Search the data for the word "JSON" and copy every line where it occurs.

===== EXTRACTED MATERIAL

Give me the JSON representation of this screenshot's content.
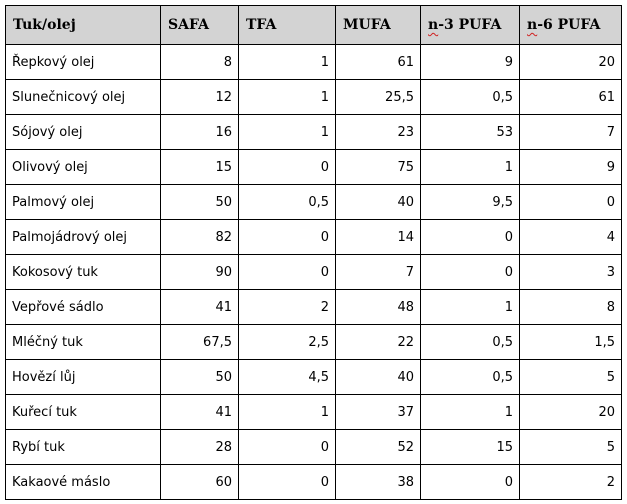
{
  "table": {
    "headers": {
      "name": "Tuk/olej",
      "safa": "SAFA",
      "tfa": "TFA",
      "mufa": "MUFA",
      "n3_prefix": "n",
      "n3_rest": "-3 PUFA",
      "n6_prefix": "n",
      "n6_rest": "-6 PUFA"
    },
    "rows": [
      {
        "name": "Řepkový olej",
        "safa": "8",
        "tfa": "1",
        "mufa": "61",
        "n3": "9",
        "n6": "20"
      },
      {
        "name": "Slunečnicový olej",
        "safa": "12",
        "tfa": "1",
        "mufa": "25,5",
        "n3": "0,5",
        "n6": "61"
      },
      {
        "name": "Sójový olej",
        "safa": "16",
        "tfa": "1",
        "mufa": "23",
        "n3": "53",
        "n6": "7"
      },
      {
        "name": "Olivový olej",
        "safa": "15",
        "tfa": "0",
        "mufa": "75",
        "n3": "1",
        "n6": "9"
      },
      {
        "name": "Palmový olej",
        "safa": "50",
        "tfa": "0,5",
        "mufa": "40",
        "n3": "9,5",
        "n6": "0"
      },
      {
        "name": "Palmojádrový olej",
        "safa": "82",
        "tfa": "0",
        "mufa": "14",
        "n3": "0",
        "n6": "4"
      },
      {
        "name": "Kokosový tuk",
        "safa": "90",
        "tfa": "0",
        "mufa": "7",
        "n3": "0",
        "n6": "3"
      },
      {
        "name": "Vepřové sádlo",
        "safa": "41",
        "tfa": "2",
        "mufa": "48",
        "n3": "1",
        "n6": "8"
      },
      {
        "name": "Mléčný tuk",
        "safa": "67,5",
        "tfa": "2,5",
        "mufa": "22",
        "n3": "0,5",
        "n6": "1,5"
      },
      {
        "name": "Hovězí lůj",
        "safa": "50",
        "tfa": "4,5",
        "mufa": "40",
        "n3": "0,5",
        "n6": "5"
      },
      {
        "name": "Kuřecí tuk",
        "safa": "41",
        "tfa": "1",
        "mufa": "37",
        "n3": "1",
        "n6": "20"
      },
      {
        "name": "Rybí tuk",
        "safa": "28",
        "tfa": "0",
        "mufa": "52",
        "n3": "15",
        "n6": "5"
      },
      {
        "name": "Kakaové máslo",
        "safa": "60",
        "tfa": "0",
        "mufa": "38",
        "n3": "0",
        "n6": "2"
      }
    ]
  },
  "colors": {
    "header_background": "#d3d3d3",
    "border": "#000000",
    "spellcheck_underline": "#d02020"
  }
}
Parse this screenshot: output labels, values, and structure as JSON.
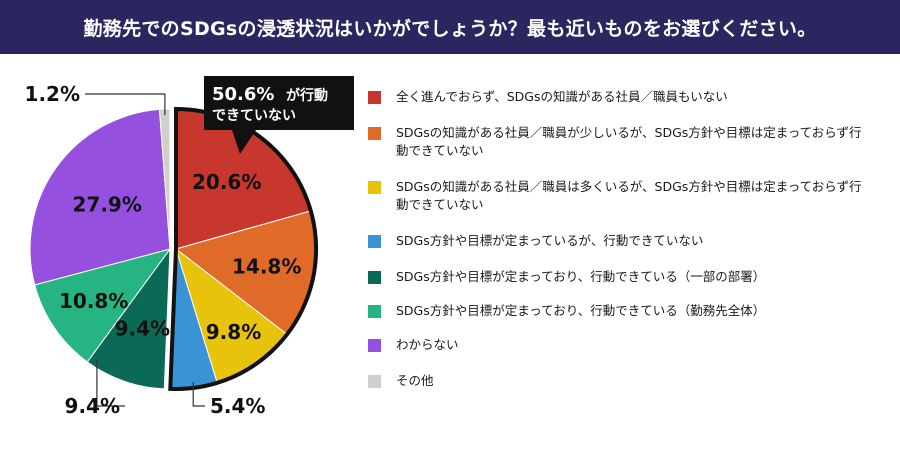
{
  "header": {
    "title": "勤務先でのSDGsの浸透状況はいかがでしょうか？最も近いものをお選びください。"
  },
  "chart_data": {
    "type": "pie",
    "title": "勤務先でのSDGsの浸透状況はいかがでしょうか？最も近いものをお選びください。",
    "unit": "%",
    "start": "12 o'clock, clockwise",
    "slices": [
      {
        "label": "全く進んでおらず、SDGsの知識がある社員／職員もいない",
        "value": 20.6,
        "display": "20.6%",
        "color": "#c8372d"
      },
      {
        "label": "SDGsの知識がある社員／職員が少しいるが、SDGs方針や目標は定まっておらず行動できていない",
        "value": 14.8,
        "display": "14.8%",
        "color": "#e06a28"
      },
      {
        "label": "SDGsの知識がある社員／職員は多くいるが、SDGs方針や目標は定まっておらず行動できていない",
        "value": 9.8,
        "display": "9.8%",
        "color": "#e8c30c"
      },
      {
        "label": "SDGs方針や目標が定まっているが、行動できていない",
        "value": 5.4,
        "display": "5.4%",
        "color": "#3a93d5"
      },
      {
        "label": "SDGs方針や目標が定まっており、行動できている（一部の部署）",
        "value": 9.4,
        "display": "9.4%",
        "color": "#0b6a56"
      },
      {
        "label": "SDGs方針や目標が定まっており、行動できている（勤務先全体）",
        "value": 10.8,
        "display": "10.8%",
        "color": "#27b483"
      },
      {
        "label": "わからない",
        "value": 27.9,
        "display": "27.9%",
        "color": "#9550e0"
      },
      {
        "label": "その他",
        "value": 1.2,
        "display": "1.2%",
        "color": "#cfcfcf"
      }
    ],
    "highlight": {
      "slices": [
        0,
        1,
        2,
        3
      ],
      "value": 50.6,
      "value_text": "50.6%",
      "caption_line1": "が行動",
      "caption_line2": "できていない"
    }
  }
}
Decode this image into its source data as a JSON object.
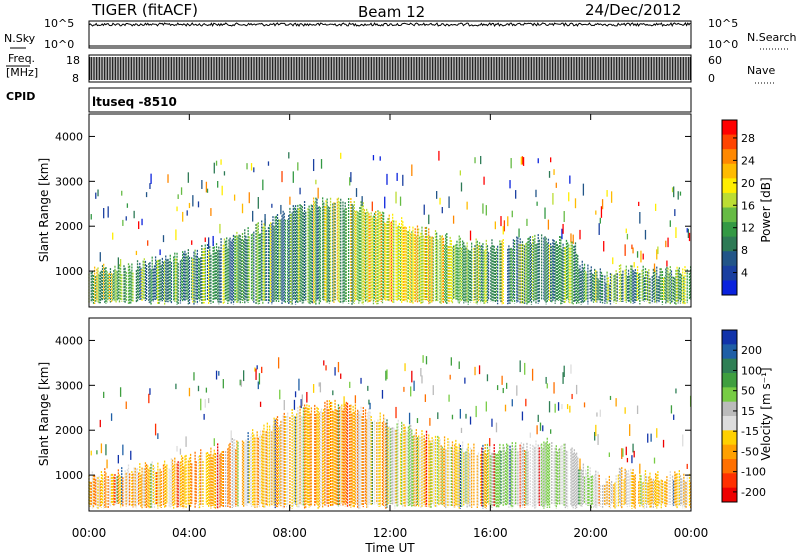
{
  "header": {
    "radar": "TIGER (fitACF)",
    "beam": "Beam 12",
    "date": "24/Dec/2012"
  },
  "aux_panels": {
    "nsky_label": "N.Sky",
    "nsky_ticks": [
      "10^5",
      "10^0"
    ],
    "nsearch_label": "N.Search",
    "nsearch_ticks": [
      "10^5",
      "10^0"
    ],
    "freq_label_1": "Freq.",
    "freq_label_2": "[MHz]",
    "freq_ticks": [
      "18",
      "8"
    ],
    "nave_label": "Nave",
    "nave_ticks": [
      "60",
      "0"
    ],
    "cpid_label": "CPID",
    "cpid_value": "ltuseq -8510"
  },
  "chart_data": [
    {
      "type": "heatmap",
      "title": "",
      "ylabel": "Slant Range [km]",
      "xlabel": "",
      "x_range_hours": [
        0,
        24
      ],
      "ylim": [
        200,
        4500
      ],
      "yticks": [
        "1000",
        "2000",
        "3000",
        "4000"
      ],
      "colorbar": {
        "label": "Power [dB]",
        "ticks": [
          "28",
          "24",
          "20",
          "16",
          "12",
          "8",
          "4"
        ],
        "colors": [
          "#ff0000",
          "#ff4400",
          "#ff8800",
          "#ffbb00",
          "#ffee00",
          "#bbdd33",
          "#66bb44",
          "#339944",
          "#2d7a55",
          "#225588",
          "#1a3fa0",
          "#0a22dd"
        ],
        "vmin": 0,
        "vmax": 32
      }
    },
    {
      "type": "heatmap",
      "title": "",
      "ylabel": "Slant Range [km]",
      "xlabel": "Time UT",
      "x_range_hours": [
        0,
        24
      ],
      "ylim": [
        200,
        4500
      ],
      "yticks": [
        "1000",
        "2000",
        "3000",
        "4000"
      ],
      "xticks": [
        "00:00",
        "04:00",
        "08:00",
        "12:00",
        "16:00",
        "20:00",
        "00:00"
      ],
      "colorbar": {
        "label": "Velocity [m s⁻¹]",
        "ticks": [
          "200",
          "100",
          "50",
          "15",
          "-15",
          "-50",
          "-100",
          "-200"
        ],
        "colors": [
          "#1133aa",
          "#1f5fa6",
          "#2f7f55",
          "#3f9f3f",
          "#77cc44",
          "#bbbbbb",
          "#dddddd",
          "#ffd000",
          "#ffa000",
          "#ff7000",
          "#ff3000",
          "#ee0000"
        ],
        "vmin": -250,
        "vmax": 250
      }
    }
  ]
}
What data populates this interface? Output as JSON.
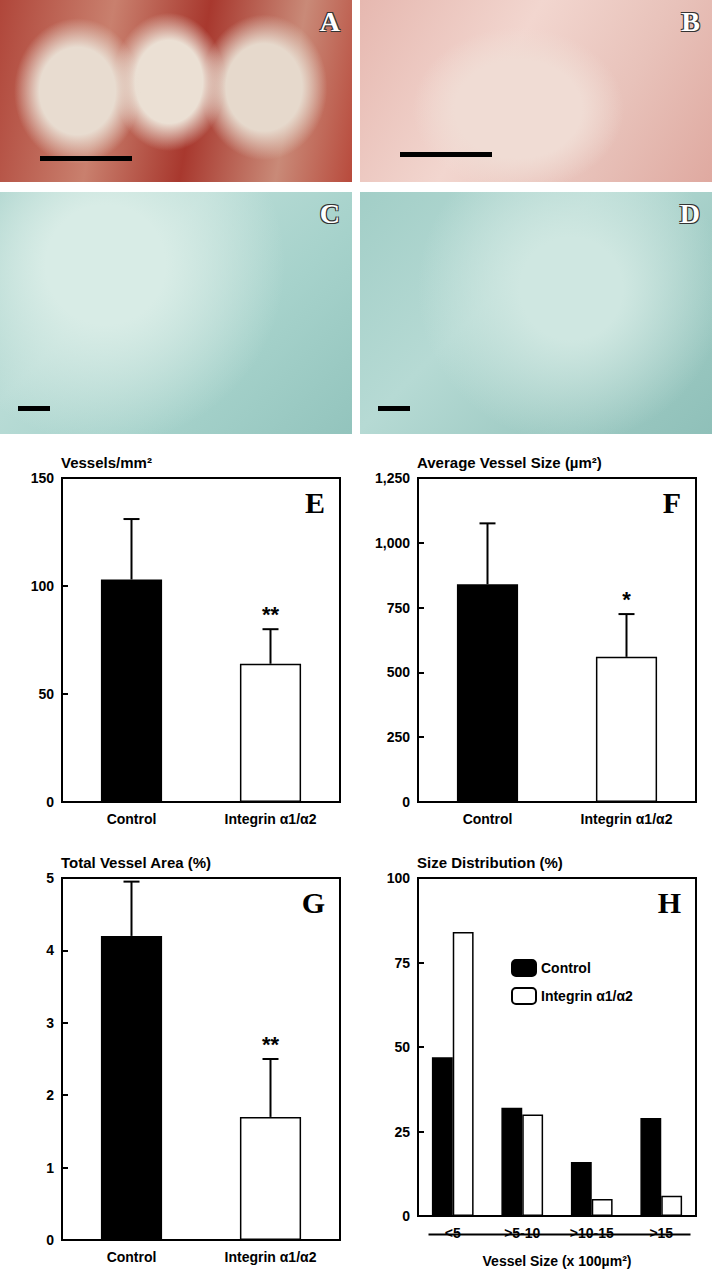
{
  "image_panels": [
    {
      "label": "A"
    },
    {
      "label": "B"
    },
    {
      "label": "C"
    },
    {
      "label": "D"
    }
  ],
  "chart_data": [
    {
      "type": "bar",
      "panel": "E",
      "title": "Vessels/mm²",
      "categories": [
        "Control",
        "Integrin α1/α2"
      ],
      "values": [
        103,
        64
      ],
      "errors": [
        28,
        16
      ],
      "significance": [
        null,
        "**"
      ],
      "colors": [
        "#000000",
        "#ffffff"
      ],
      "ylim": [
        0,
        150
      ],
      "yticks": [
        0,
        50,
        100,
        150
      ],
      "grid": false
    },
    {
      "type": "bar",
      "panel": "F",
      "title": "Average Vessel Size (µm²)",
      "categories": [
        "Control",
        "Integrin α1/α2"
      ],
      "values": [
        840,
        560
      ],
      "errors": [
        235,
        165
      ],
      "significance": [
        null,
        "*"
      ],
      "colors": [
        "#000000",
        "#ffffff"
      ],
      "ylim": [
        0,
        1250
      ],
      "yticks": [
        0,
        250,
        500,
        750,
        1000,
        1250
      ],
      "grid": false
    },
    {
      "type": "bar",
      "panel": "G",
      "title": "Total Vessel Area (%)",
      "categories": [
        "Control",
        "Integrin α1/α2"
      ],
      "values": [
        4.2,
        1.7
      ],
      "errors": [
        0.75,
        0.8
      ],
      "significance": [
        null,
        "**"
      ],
      "colors": [
        "#000000",
        "#ffffff"
      ],
      "ylim": [
        0,
        5
      ],
      "yticks": [
        0,
        1,
        2,
        3,
        4,
        5
      ],
      "grid": false
    },
    {
      "type": "bar",
      "panel": "H",
      "title": "Size Distribution (%)",
      "xlabel": "Vessel Size (x 100µm²)",
      "categories": [
        "<5",
        ">5-10",
        ">10-15",
        ">15"
      ],
      "series": [
        {
          "name": "Control",
          "color": "#000000",
          "values": [
            47,
            32,
            16,
            29
          ]
        },
        {
          "name": "Integrin α1/α2",
          "color": "#ffffff",
          "values": [
            84,
            30,
            5,
            6
          ]
        }
      ],
      "legend": "upper right",
      "ylim": [
        0,
        100
      ],
      "yticks": [
        0,
        25,
        50,
        75,
        100
      ],
      "grid": false
    }
  ]
}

==========

- **SOLUTION FOR THIS EXERCISE**:
Give me the JSON representation of this screenshot's content.
Parse this screenshot: output labels, values, and structure as JSON.
Decode this image into its source data as a JSON object.
What data populates this interface? Output as JSON.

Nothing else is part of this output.